Dataset items:
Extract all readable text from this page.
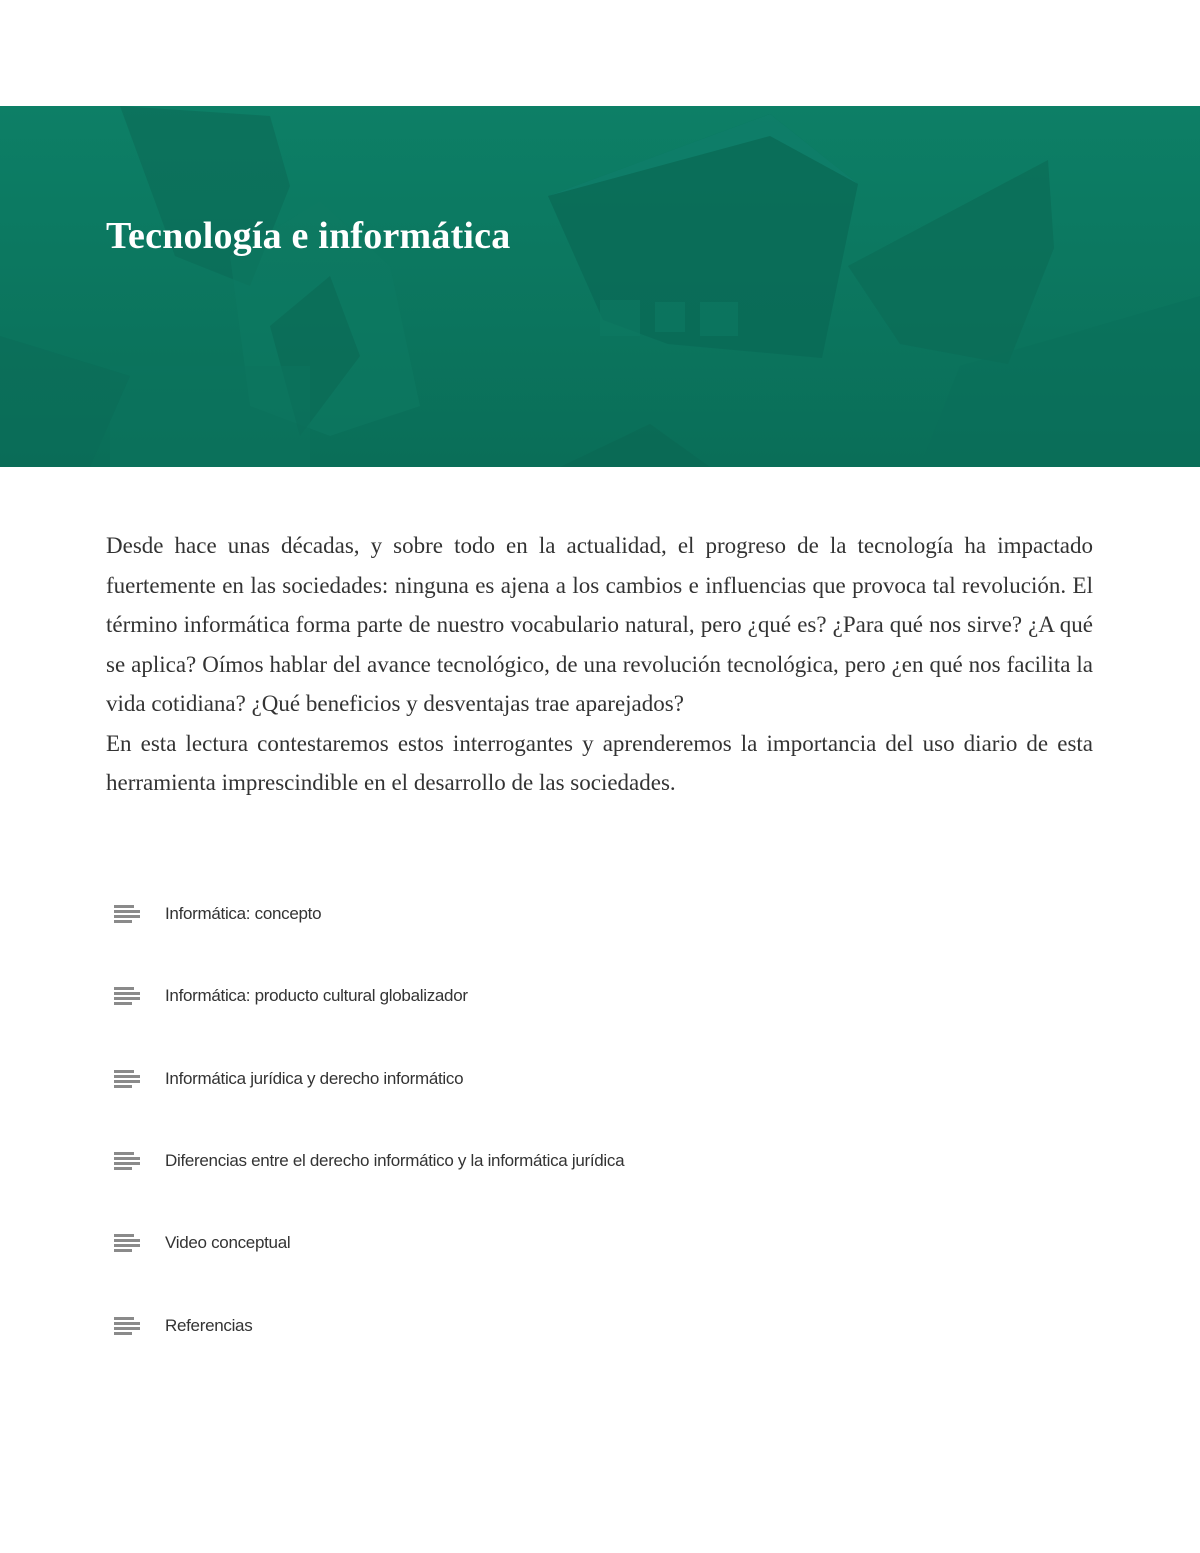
Tecnología e informática

Desde hace unas décadas, y sobre todo en la actualidad, el progreso de la tecnología ha impactado fuertemente en las sociedades: ninguna es ajena a los cambios e influencias que provoca tal revolución. El término informática forma parte de nuestro vocabulario natural, pero ¿qué es? ¿Para qué nos sirve? ¿A qué se aplica? Oímos hablar del avance tecnológico, de una revolución tecnológica, pero ¿en qué nos facilita la vida cotidiana? ¿Qué beneficios y desventajas trae aparejados?

En esta lectura contestaremos estos interrogantes y aprenderemos la importancia del uso diario de esta herramienta imprescindible en el desarrollo de las sociedades.

Informática: concepto
Informática: producto cultural globalizador
Informática jurídica y derecho informático
Diferencias entre el derecho informático y la informática jurídica
Video conceptual
Referencias
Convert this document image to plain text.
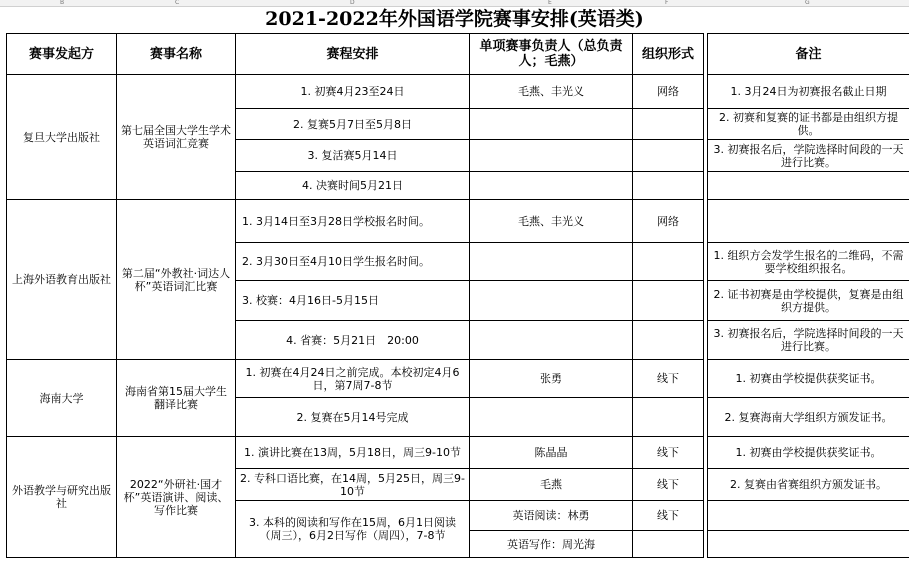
B	C	D	E	F	G
2021-2022年外国语学院赛事安排(英语类)
赛事发起方	赛事名称	赛程安排	单项赛事负责人（总负责人；毛燕）	组织形式		备注
复旦大学出版社	第七届全国大学生学术英语词汇竞赛	1. 初赛4月23至24日	毛燕、丰光义	网络		1. 3月24日为初赛报名截止日期
		2. 复赛5月7日至5月8日				2. 初赛和复赛的证书都是由组织方提供。
		3. 复活赛5月14日				3. 初赛报名后，学院选择时间段的一天进行比赛。
		4. 决赛时间5月21日				
上海外语教育出版社	第二届“外教社·词达人杯”英语词汇比赛	1. 3月14日至3月28日学校报名时间。	毛燕、丰光义	网络		
		2. 3月30日至4月10日学生报名时间。				1. 组织方会发学生报名的二维码，不需要学校组织报名。
		3. 校赛：4月16日-5月15日				2. 证书初赛是由学校提供，复赛是由组织方提供。
		4. 省赛：5月21日　20:00				3. 初赛报名后，学院选择时间段的一天进行比赛。
海南大学	海南省第15届大学生翻译比赛	1. 初赛在4月24日之前完成。本校初定4月6日，第7周7-8节	张勇	线下		1. 初赛由学校提供获奖证书。
		2. 复赛在5月14号完成				2. 复赛海南大学组织方颁发证书。
外语教学与研究出版社	2022“外研社·国才杯”英语演讲、阅读、写作比赛	1. 演讲比赛在13周，5月18日，周三9-10节	陈晶晶	线下		1. 初赛由学校提供获奖证书。
		2. 专科口语比赛，在14周，5月25日，周三9-10节	毛燕	线下		2. 复赛由省赛组织方颁发证书。
		3. 本科的阅读和写作在15周，6月1日阅读（周三），6月2日写作（周四），7-8节	英语阅读：林勇	线下		
			英语写作：周光海			
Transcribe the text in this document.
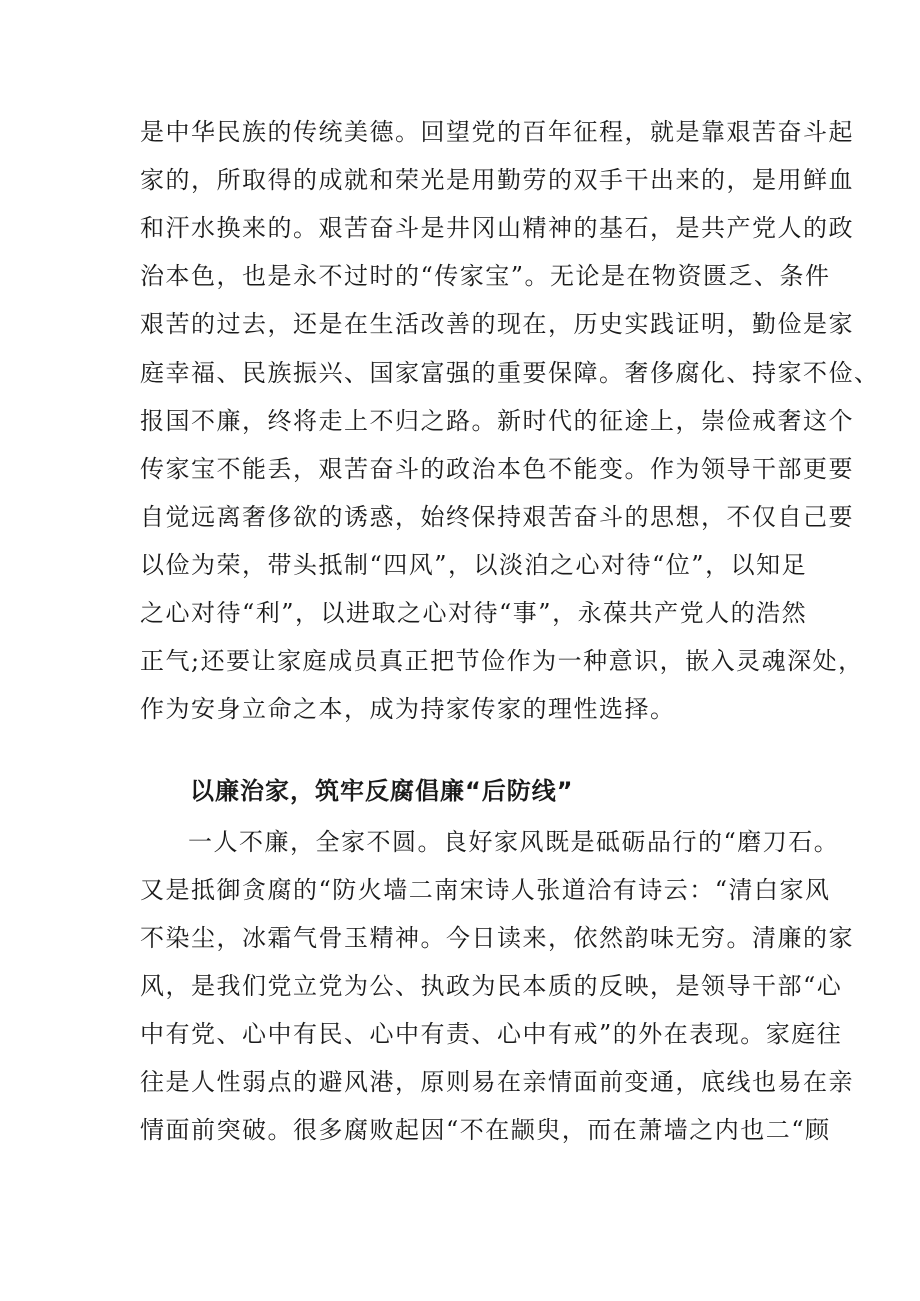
是中华民族的传统美德。回望党的百年征程，就是靠艰苦奋斗起
家的，所取得的成就和荣光是用勤劳的双手干出来的，是用鲜血
和汗水换来的。艰苦奋斗是井冈山精神的基石，是共产党人的政
治本色，也是永不过时的“传家宝”。无论是在物资匮乏、条件
艰苦的过去，还是在生活改善的现在，历史实践证明，勤俭是家
庭幸福、民族振兴、国家富强的重要保障。奢侈腐化、持家不俭、
报国不廉，终将走上不归之路。新时代的征途上，崇俭戒奢这个
传家宝不能丢，艰苦奋斗的政治本色不能变。作为领导干部更要
自觉远离奢侈欲的诱惑，始终保持艰苦奋斗的思想，不仅自己要
以俭为荣，带头抵制“四风”，以淡泊之心对待“位”，以知足
之心对待“利”，以进取之心对待“事”，永葆共产党人的浩然
正气;还要让家庭成员真正把节俭作为一种意识，嵌入灵魂深处，
作为安身立命之本，成为持家传家的理性选择。
以廉治家，筑牢反腐倡廉“后防线”
一人不廉，全家不圆。良好家风既是砥砺品行的“磨刀石。
又是抵御贪腐的“防火墙二南宋诗人张道洽有诗云：“清白家风
不染尘，冰霜气骨玉精神。今日读来，依然韵味无穷。清廉的家
风，是我们党立党为公、执政为民本质的反映，是领导干部“心
中有党、心中有民、心中有责、心中有戒”的外在表现。家庭往
往是人性弱点的避风港，原则易在亲情面前变通，底线也易在亲
情面前突破。很多腐败起因“不在颛臾，而在萧墙之内也二“顾
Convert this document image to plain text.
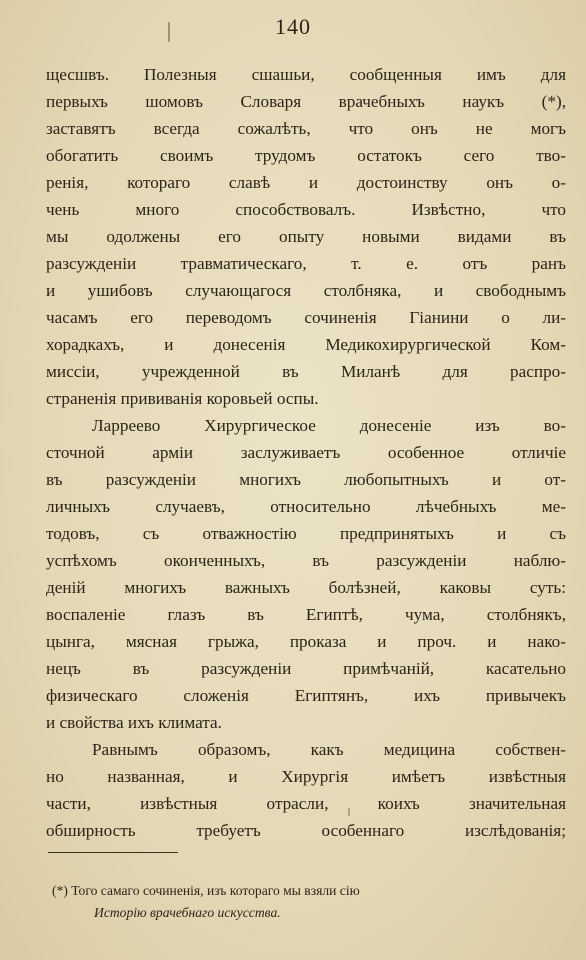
140
щесшвъ. Полезныя сшашьи, сообщенныя имъ для
первыхъ шомовъ Словаря врачебныхъ наукъ (*),
заставятъ всегда сожалѣть, что онъ не могъ
обогатить своимъ трудомъ остатокъ сего тво-
ренія, котораго славѣ и достоинству онъ о-
чень много способствовалъ. Извѣстно, что
мы одолжены его опыту новыми видами въ
разсужденіи травматическаго, т. е. отъ ранъ
и ушибовъ случающагося столбняка, и свободнымъ
часамъ его переводомъ сочиненія Гіанини о ли-
хорадкахъ, и донесенія Медикохирургической Ком-
миссіи, учрежденной въ Миланѣ для распро-
страненія прививанія коровьей оспы.
Ларреево Хирургическое донесеніе изъ во-
сточной арміи заслуживаетъ особенное отличіе
въ разсужденіи многихъ любопытныхъ и от-
личныхъ случаевъ, относительно лѣчебныхъ ме-
тодовъ, съ отважностію предпринятыхъ и съ
успѣхомъ оконченныхъ, въ разсужденіи наблю-
деній многихъ важныхъ болѣзней, каковы суть:
воспаленіе глазъ въ Египтѣ, чума, столбнякъ,
цынга, мясная грыжа, проказа и проч. и нако-
нецъ въ разсужденіи примѣчаній, касательно
физическаго сложенія Египтянъ, ихъ привычекъ
и свойства ихъ климата.
Равнымъ образомъ, какъ медицина собствен-
но названная, и Хирургія имѣетъ извѣстныя
части, извѣстныя отрасли, коихъ значительная
обширность требуетъ особеннаго изслѣдованія;
(*) Того самаго сочиненія, изъ котораго мы взяли сію
Исторію врачебнаго искусства.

■ GIVEN TASK
List all lines in the material containing the string "初赛由学校提供获奖证书".

■ THE REPLY
海南大学	海南省第15届大学生翻译比赛	1. 初赛在4月24日之前完成。本校初定4月6日，第7周7-8节	张勇	线下		1. 初赛由学校提供获奖证书。
外语教学与研究出版社	2022“外研社·国才杯”英语演讲、阅读、写作比赛	1. 演讲比赛在13周，5月18日，周三9-10节	陈晶晶	线下		1. 初赛由学校提供获奖证书。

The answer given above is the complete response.